• WORK INSTRUCTIONS: Identify each line in the records below that contains the word "right", and copy it.

Excerpt from a dataset:
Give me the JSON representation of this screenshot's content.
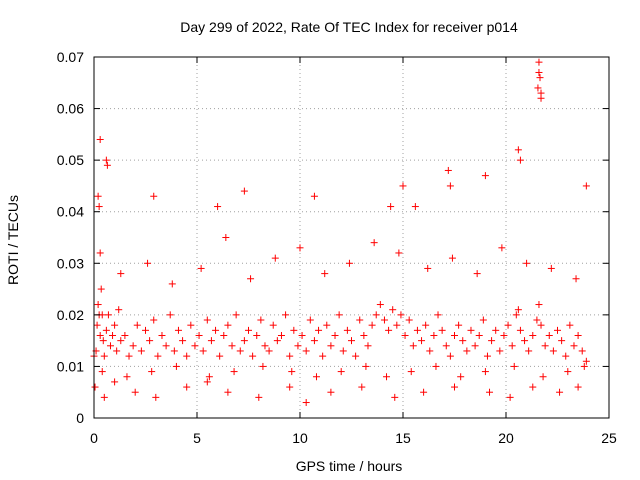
{
  "chart_data": {
    "type": "scatter",
    "title": "Day 299 of 2022, Rate Of TEC Index for receiver p014",
    "xlabel": "GPS time / hours",
    "ylabel": "ROTI / TECUs",
    "xlim": [
      0,
      25
    ],
    "ylim": [
      0,
      0.07
    ],
    "xticks": [
      0,
      5,
      10,
      15,
      20,
      25
    ],
    "yticks": [
      0,
      0.01,
      0.02,
      0.03,
      0.04,
      0.05,
      0.06,
      0.07
    ],
    "xtick_labels": [
      "0",
      "5",
      "10",
      "15",
      "20",
      "25"
    ],
    "ytick_labels": [
      "0",
      "0.01",
      "0.02",
      "0.03",
      "0.04",
      "0.05",
      "0.06",
      "0.07"
    ],
    "grid": true,
    "marker": "+",
    "color": "#ff0000",
    "series": [
      {
        "name": "ROTI",
        "x": [
          0.0,
          0.1,
          0.15,
          0.2,
          0.25,
          0.3,
          0.35,
          0.4,
          0.45,
          0.5,
          0.6,
          0.7,
          0.8,
          0.9,
          1.0,
          1.1,
          1.2,
          1.3,
          1.5,
          1.7,
          1.9,
          2.1,
          2.3,
          2.5,
          2.7,
          2.9,
          3.1,
          3.3,
          3.5,
          3.7,
          3.9,
          4.1,
          4.3,
          4.5,
          4.7,
          4.9,
          5.1,
          5.3,
          5.5,
          5.7,
          5.9,
          6.1,
          6.3,
          6.5,
          6.7,
          6.9,
          7.1,
          7.3,
          7.5,
          7.7,
          7.9,
          8.1,
          8.3,
          8.5,
          8.7,
          8.9,
          9.1,
          9.3,
          9.5,
          9.7,
          9.9,
          10.1,
          10.3,
          10.5,
          10.7,
          10.9,
          11.1,
          11.3,
          11.5,
          11.7,
          11.9,
          12.1,
          12.3,
          12.5,
          12.7,
          12.9,
          13.1,
          13.3,
          13.5,
          13.7,
          13.9,
          14.1,
          14.3,
          14.5,
          14.7,
          14.9,
          15.1,
          15.3,
          15.5,
          15.7,
          15.9,
          16.1,
          16.3,
          16.5,
          16.7,
          16.9,
          17.1,
          17.3,
          17.5,
          17.7,
          17.9,
          18.1,
          18.3,
          18.5,
          18.7,
          18.9,
          19.1,
          19.3,
          19.5,
          19.7,
          19.9,
          20.1,
          20.3,
          20.5,
          20.6,
          20.7,
          20.9,
          21.1,
          21.3,
          21.5,
          21.6,
          21.7,
          21.9,
          22.1,
          22.3,
          22.5,
          22.7,
          22.9,
          23.1,
          23.3,
          23.5,
          23.7,
          23.9,
          0.2,
          0.25,
          0.3,
          0.6,
          0.65,
          2.9,
          6.0,
          7.3,
          10.7,
          14.4,
          15.0,
          15.6,
          17.2,
          17.3,
          19.0,
          20.6,
          20.7,
          21.6,
          21.65,
          21.7,
          21.55,
          21.6,
          21.7,
          23.9,
          0.05,
          0.5,
          1.0,
          2.0,
          3.0,
          4.5,
          5.5,
          6.5,
          8.0,
          9.5,
          10.3,
          11.5,
          13.0,
          14.6,
          16.0,
          17.5,
          19.2,
          20.2,
          21.3,
          22.6,
          23.5,
          0.3,
          1.3,
          2.6,
          3.8,
          5.2,
          6.4,
          7.6,
          8.8,
          10.0,
          11.2,
          12.4,
          13.6,
          14.8,
          16.2,
          17.4,
          18.6,
          19.8,
          21.0,
          22.2,
          23.4,
          0.4,
          1.6,
          2.8,
          4.0,
          5.6,
          6.8,
          8.2,
          9.6,
          10.8,
          12.0,
          13.2,
          14.2,
          15.4,
          16.6,
          17.8,
          19.0,
          20.4,
          21.8,
          23.0,
          23.8
        ],
        "y": [
          0.012,
          0.013,
          0.018,
          0.022,
          0.02,
          0.016,
          0.025,
          0.02,
          0.015,
          0.012,
          0.017,
          0.02,
          0.014,
          0.016,
          0.018,
          0.013,
          0.021,
          0.015,
          0.016,
          0.012,
          0.014,
          0.018,
          0.013,
          0.017,
          0.015,
          0.019,
          0.012,
          0.016,
          0.014,
          0.02,
          0.013,
          0.017,
          0.015,
          0.012,
          0.018,
          0.014,
          0.016,
          0.013,
          0.019,
          0.015,
          0.017,
          0.012,
          0.016,
          0.018,
          0.014,
          0.02,
          0.013,
          0.015,
          0.017,
          0.012,
          0.016,
          0.019,
          0.014,
          0.013,
          0.018,
          0.015,
          0.016,
          0.02,
          0.012,
          0.017,
          0.014,
          0.016,
          0.013,
          0.019,
          0.015,
          0.017,
          0.012,
          0.018,
          0.014,
          0.016,
          0.02,
          0.013,
          0.017,
          0.015,
          0.012,
          0.019,
          0.016,
          0.014,
          0.018,
          0.02,
          0.022,
          0.019,
          0.017,
          0.021,
          0.018,
          0.02,
          0.016,
          0.019,
          0.014,
          0.017,
          0.015,
          0.018,
          0.013,
          0.016,
          0.02,
          0.017,
          0.014,
          0.012,
          0.016,
          0.018,
          0.015,
          0.013,
          0.017,
          0.014,
          0.016,
          0.019,
          0.012,
          0.015,
          0.017,
          0.013,
          0.016,
          0.018,
          0.014,
          0.02,
          0.021,
          0.017,
          0.015,
          0.013,
          0.016,
          0.019,
          0.022,
          0.018,
          0.014,
          0.016,
          0.013,
          0.017,
          0.015,
          0.012,
          0.018,
          0.014,
          0.016,
          0.013,
          0.011,
          0.043,
          0.041,
          0.054,
          0.05,
          0.049,
          0.043,
          0.041,
          0.044,
          0.043,
          0.041,
          0.045,
          0.041,
          0.048,
          0.045,
          0.047,
          0.052,
          0.05,
          0.069,
          0.066,
          0.062,
          0.064,
          0.067,
          0.063,
          0.045,
          0.006,
          0.004,
          0.007,
          0.005,
          0.004,
          0.006,
          0.007,
          0.005,
          0.004,
          0.006,
          0.003,
          0.005,
          0.006,
          0.004,
          0.005,
          0.006,
          0.005,
          0.004,
          0.006,
          0.005,
          0.006,
          0.032,
          0.028,
          0.03,
          0.026,
          0.029,
          0.035,
          0.027,
          0.031,
          0.033,
          0.028,
          0.03,
          0.034,
          0.032,
          0.029,
          0.031,
          0.028,
          0.033,
          0.03,
          0.029,
          0.027,
          0.009,
          0.008,
          0.009,
          0.01,
          0.008,
          0.009,
          0.01,
          0.009,
          0.008,
          0.009,
          0.01,
          0.008,
          0.009,
          0.01,
          0.008,
          0.009,
          0.01,
          0.008,
          0.009,
          0.01
        ]
      }
    ]
  }
}
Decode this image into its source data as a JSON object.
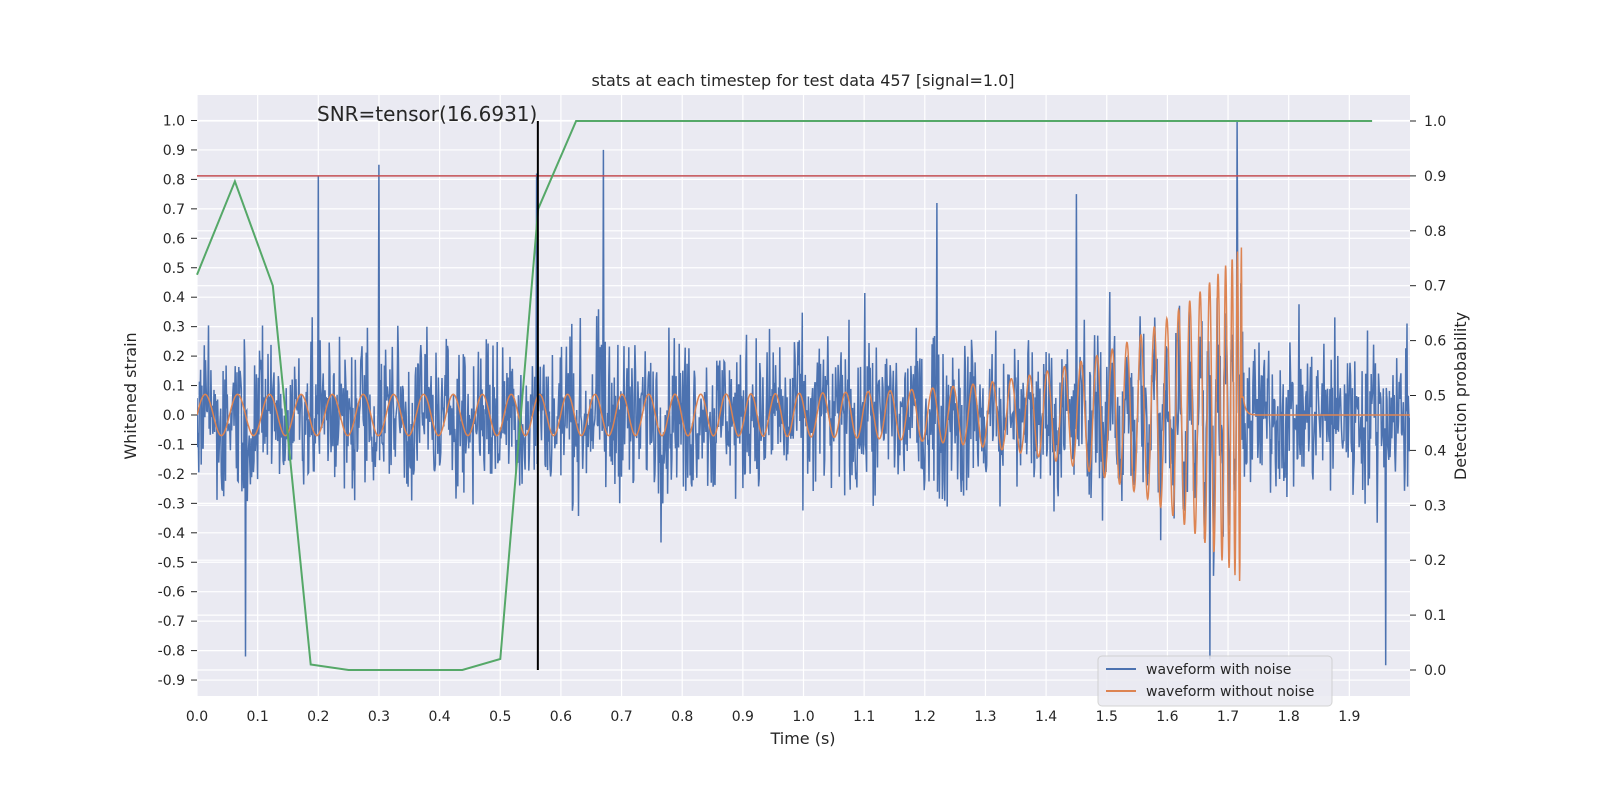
{
  "chart_data": {
    "type": "line",
    "title": "stats at each timestep for test data 457 [signal=1.0]",
    "xlabel": "Time (s)",
    "ylabel": "Whitened strain",
    "y2label": "Detection probability",
    "xlim": [
      0.0,
      2.0
    ],
    "ylim": [
      -0.95,
      1.09
    ],
    "y2lim": [
      -0.045,
      1.045
    ],
    "xticks": [
      "0.0",
      "0.1",
      "0.2",
      "0.3",
      "0.4",
      "0.5",
      "0.6",
      "0.7",
      "0.8",
      "0.9",
      "1.0",
      "1.1",
      "1.2",
      "1.3",
      "1.4",
      "1.5",
      "1.6",
      "1.7",
      "1.8",
      "1.9"
    ],
    "yticks": [
      "1.0",
      "0.9",
      "0.8",
      "0.7",
      "0.6",
      "0.5",
      "0.4",
      "0.3",
      "0.2",
      "0.1",
      "0.0",
      "-0.1",
      "-0.2",
      "-0.3",
      "-0.4",
      "-0.5",
      "-0.6",
      "-0.7",
      "-0.8",
      "-0.9"
    ],
    "y2ticks": [
      "1.0",
      "0.9",
      "0.8",
      "0.7",
      "0.6",
      "0.5",
      "0.4",
      "0.3",
      "0.2",
      "0.1",
      "0.0"
    ],
    "grid": true,
    "legend_position": "lower-right",
    "annotation": {
      "text": "SNR=tensor(16.6931)",
      "x": 0.2,
      "y": 1.0
    },
    "threshold_line": {
      "y2": 0.9,
      "color": "#c44e52"
    },
    "marker_line": {
      "x": 0.562,
      "y2_from": 0.0,
      "y2_to": 1.0,
      "color": "#000000"
    },
    "series": [
      {
        "name": "waveform with noise",
        "color": "#4c72b0",
        "description_only": false,
        "noise_amplitude": 0.45,
        "spikes": [
          [
            0.08,
            -0.82
          ],
          [
            0.2,
            0.81
          ],
          [
            0.3,
            0.85
          ],
          [
            0.56,
            0.82
          ],
          [
            0.67,
            0.9
          ],
          [
            1.22,
            0.72
          ],
          [
            1.45,
            0.75
          ],
          [
            1.67,
            -0.83
          ],
          [
            1.715,
            1.0
          ],
          [
            1.96,
            -0.85
          ]
        ]
      },
      {
        "name": "waveform without noise",
        "color": "#dd8452",
        "chirp": {
          "base_amplitude": 0.07,
          "peak_amplitude": 0.58,
          "merger_time": 1.725,
          "start_freq_hz": 22,
          "end_freq_hz": 200
        }
      },
      {
        "name": "",
        "color": "#55a868",
        "axis": "right",
        "x": [
          0.0,
          0.0625,
          0.125,
          0.1875,
          0.25,
          0.4375,
          0.5,
          0.5625,
          0.625,
          0.6875,
          1.9375
        ],
        "y": [
          0.72,
          0.89,
          0.7,
          0.01,
          0.0,
          0.0,
          0.02,
          0.84,
          1.0,
          1.0,
          1.0
        ]
      }
    ]
  }
}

• RESULT OF THIS TASK:
    "legend_position": "lower-right",
        "axis": "right",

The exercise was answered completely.